Photo of Vernal Falls courtesy of the National Park Service.
vernalfall230.jpg
MLPA Initiative doesn't create 'Yosemites of the Sea'

by Dan Bacher

A network of so-called "marine protected areas" created under the helm of a big oil lobbyist went into effect on the Southern California coast from Point Conception to the Mexico/U.S. border on January 1, 2012.

Advocates for the privately-funded Marine Life Protection Act (MLPA) Initiative that created these "marine protected areas" continually refer to them as "Yosemites of the Sea" and "underwater parks."

However, nothing could be further from the truth. There is no doubt that John Muir, who fought successfully for the preservation of the Yosemite Valley and unsuccessfully for the preservation of the Hetch Hetchy Valley on the Tuolumne River, and Teddy Roosevelt, the founder of the country's National Parks, would be outraged about these so-called "marine protected areas" being called "Yosemites of the Sea" if they were still alive.

The comparison of the so-called "marine protected areas" to National Parks like Yosemite and Kings Canyon has no basis in fact.

First, the national parks don't prohibit recreational fishing, including even catch and release fishing, like many of the Marine Life Protection Act (MLPA) Initiative's "marine protected areas" do. You can fish in Yosemite, Kings Canyon and other national parks - it is one of the many recreational activities that visitors can enjoy when they go to these parks.

Theodore Roosevelt was an avid outdoorsman - and made sure that the national parks allowed fishing and other outdoor recreation in their boundaries, unlike the "no fishing zones" created under the MLPA Initiative.

Second, the creation of the National Parks wasn't implemented through funding by private corporations like the MLPA has been. Five non-profit corporations donated a total of $20 million to implement the MLPA Initiative, according to Ted Reckas in his article, “Marine Hearings Buoyed by Nonprofits.” (http://www.lbindy.com/2011/02/11/marine-hearings-buoyed-by-nonprofits/)

The Resources Legacy Fund Foundation, an organization that North Coast environmental leader John Lewallen describes as a “money laundering operation” for corporate money, received the funds from these foundations to implement the unpopular MLPA process.

Your tasks
1) According to the MLPA article, how much money did five non-profit corporations donate to implement the MLPA Initiative?
2) Name every person mentioned in the MLPA article, including its byline.
3) Carry on the MLPA article from its last sentence.
The entries that come next are separate material and have no connection to the MLPA article.

Record list

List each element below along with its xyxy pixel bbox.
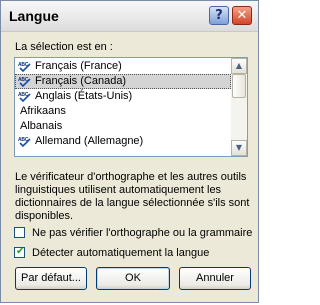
- no-check-label[interactable]: Ne pas vérifier l'orthographe ou la gram…: [32, 226, 252, 240]
- language-item[interactable]: Afrikaans: [15, 104, 231, 119]
- help-button[interactable]: ?: [209, 6, 229, 25]
- ok-button[interactable]: OK: [96, 267, 170, 290]
- language-label: Albanais: [20, 120, 63, 132]
- spellcheck-icon: ABC: [18, 135, 32, 148]
- auto-detect-box[interactable]: ✔: [14, 246, 25, 258]
- language-label: Allemand (Allemagne): [35, 135, 144, 147]
- scroll-thumb[interactable]: [232, 74, 246, 98]
- spellcheck-icon: ABC: [18, 90, 32, 103]
- language-label: Français (Canada): [35, 75, 127, 87]
- cancel-button[interactable]: Annuler: [179, 267, 251, 290]
- language-item[interactable]: ABC Français (France): [15, 59, 231, 74]
- language-label: Afrikaans: [20, 105, 66, 117]
- language-label: Anglais (États-Unis): [35, 90, 133, 102]
- close-button[interactable]: ✕: [232, 6, 252, 25]
- language-listbox[interactable]: ABC Français (France) ABC Français (Canada)…: [14, 57, 248, 157]
- language-item[interactable]: ABC Français (Canada): [15, 74, 231, 89]
- language-dialog: Langue ? ✕ La sélection est en : ABC Fran…: [0, 0, 259, 303]
- language-list: ABC Français (France) ABC Français (Canada)…: [15, 59, 231, 149]
- auto-detect-label[interactable]: Détecter automatiquement la langue: [32, 246, 209, 260]
- language-item[interactable]: ABC Anglais (États-Unis): [15, 89, 231, 104]
- no-check-box[interactable]: [14, 227, 25, 238]
- default-button[interactable]: Par défaut...: [15, 267, 87, 290]
- language-label: Français (France): [35, 60, 122, 72]
- language-item[interactable]: Albanais: [15, 119, 231, 134]
- title-bar: Langue ? ✕: [1, 1, 258, 32]
- checkmark-icon: ✔: [16, 246, 25, 257]
- language-item[interactable]: ABC Allemand (Allemagne): [15, 134, 231, 149]
- description-text: Le vérificateur d'orthographe et les aut…: [15, 171, 250, 222]
- scroll-up-button[interactable]: ▲: [231, 58, 247, 74]
- spellcheck-icon: ABC: [18, 60, 32, 73]
- dialog-title: Langue: [9, 8, 59, 24]
- selection-label: La sélection est en :: [15, 41, 113, 53]
- scroll-down-button[interactable]: ▼: [231, 140, 247, 156]
- listbox-scrollbar[interactable]: ▲ ▼: [231, 58, 247, 156]
- spellcheck-icon: ABC: [18, 75, 32, 88]
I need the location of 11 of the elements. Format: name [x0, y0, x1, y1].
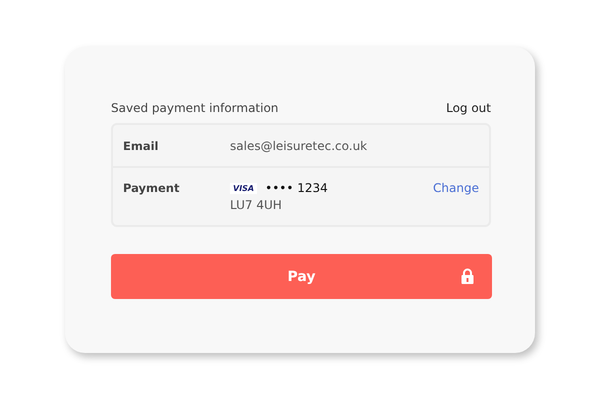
email-value: sales@leisuretec.co.uk: [230, 138, 368, 152]
field-label: Payment: [123, 181, 180, 195]
postcode: LU7 4UH: [230, 198, 283, 212]
pay-button[interactable]: Pay: [111, 254, 492, 299]
log-out-link[interactable]: Log out: [446, 101, 491, 115]
change-link[interactable]: Change: [433, 181, 479, 195]
field-label: Email: [123, 138, 160, 152]
section-title: Saved payment information: [111, 101, 278, 115]
card-brand-logo: VISA: [230, 182, 258, 194]
card-number: •••• 1234: [265, 181, 328, 195]
lock-icon: [461, 268, 474, 284]
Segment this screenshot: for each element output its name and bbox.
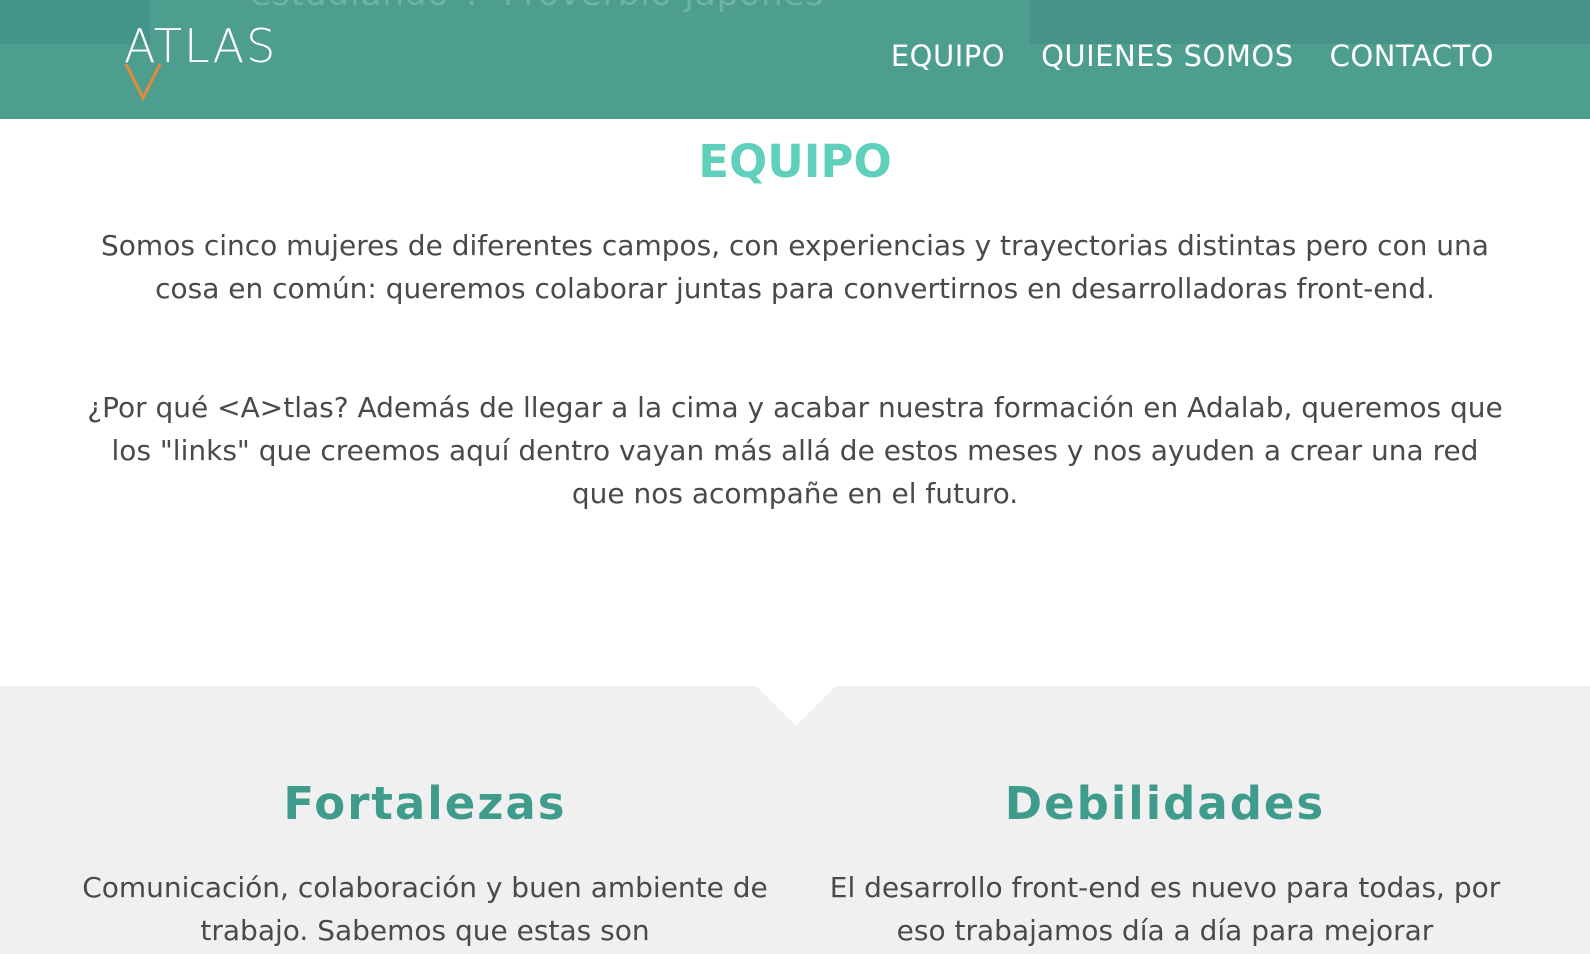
nav-link-contacto[interactable]: CONTACTO bbox=[1330, 36, 1494, 76]
section-divider-notch bbox=[756, 686, 836, 726]
site-header: estudiando". -Proverbio japonés ATLAS EQ… bbox=[0, 0, 1590, 119]
nav-link-equipo[interactable]: EQUIPO bbox=[891, 36, 1005, 76]
atlas-logo[interactable]: ATLAS bbox=[124, 18, 294, 108]
equipo-description: Somos cinco mujeres de diferentes campos… bbox=[101, 229, 1489, 305]
equipo-title: EQUIPO bbox=[698, 135, 892, 188]
nav-link-quienes-somos[interactable]: QUIENES SOMOS bbox=[1041, 36, 1294, 76]
strengths-title: Fortalezas bbox=[283, 777, 567, 830]
main-nav: EQUIPO QUIENES SOMOS CONTACTO bbox=[891, 36, 1494, 76]
equipo-why-atlas: ¿Por qué <A>tlas? Además de llegar a la … bbox=[87, 391, 1503, 510]
logo-chevron-icon bbox=[124, 63, 162, 102]
weaknesses-title: Debilidades bbox=[1004, 777, 1326, 830]
header-background-quote: estudiando". -Proverbio japonés bbox=[250, 0, 824, 14]
strengths-text: Comunicación, colaboración y buen ambien… bbox=[82, 871, 768, 947]
weaknesses-text: El desarrollo front-end es nuevo para to… bbox=[829, 871, 1501, 947]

Written answers
1) $20 million.

2) Dan Bacher, John Muir, Teddy (Theodore) Roosevelt, Ted Reckas, John Lewallen

3)
The David and Lucillle Packard Foundation contributed $8.2 million to fund MLPA hearings. The Packard Foundation is not only the biggest funder of the MLPA, but also funded studies to build the peripheral canal, including the Public Policy Institute of California (PPIC) report in July 2008 calling for the construction of a canal. The peripheral canal is opposed by a coalition of fishermen, environmentalists, Indian Tribes, family farmers and Delta residents.

The Laguna Beach-based Marisla Foundation, founded by Getty Oil heiress Anne Getty Earhart, gave another $3 million over several years, according to the Resources Legacy Fund Foundation.

The Gordon and Betty Moore Foundation donated $7.4 million. Gordon and Betty Moore are the founders of the Foundation, and Gordon also serves as chairman of the board.
Gordon Moore is co-founder of Intel Corporation and Chairman Emeritus of the Corporation's Board of Directors.

The Keith Campbell Foundation’s contributed $1.2 million to the MLPA Initiative. D. Keith Campbell founded Campbell and Company, now one of the largest derivative investment managers in the world, in 1972, and currently serves as Chairman of its Board of Directors.

Finally, the Annenberg Foundation contributed $200,000. The Annenberg Foundation is a private foundation established in 1989.

Third, I'm not aware aware of any oil industry lobbyists, real estate executives, marina developers or other corporate operatives like those found on the MLPA Blue Ribbon Task Force overseeing the founding and operation of the National Parks.

I certainly don't think Teddy Roosevelt or John Muir would endorse Governor Arnold Schwarzenegger's appointment of Catherine Reheis-Boyd, the President of the Western States Petroleum Association, as the Chair of the MLPA Blue Ribbon Task Force for the South Coast that created the dubious "marine protected areas" that kicked anglers off the water on January 1.

Reheis-Boyd is hardly a "guardian" of the oceans and the environment, since she has relentlessly campaigned for new oil drilling off the West Coast, the construction of the Keystone-XL Pipeline and the evisceration of environmental laws.

Fourth, oil spills, oil drilling, military testing, aquaculture and water pollution aren't allowed in National Parks. In contrast with the National Parks, the MLPA doesn't prohibit human activities other than fishing and gathering in the "marine protected areas" that Schwarzenegger relentlessly promoted.

In fact, the MLPA Initiative has gone to great lengths to make sure that the oil industry and the ocean industrialists can continue business as usual on the ocean.

The collusion between the oil industry, MLPA Initiative and corporate "environmental" NGOs was revealed in a March 10 article in the Santa Barbara Independent (http://www.independent.com/news/2012/mar/10/coastlines-new-rules/).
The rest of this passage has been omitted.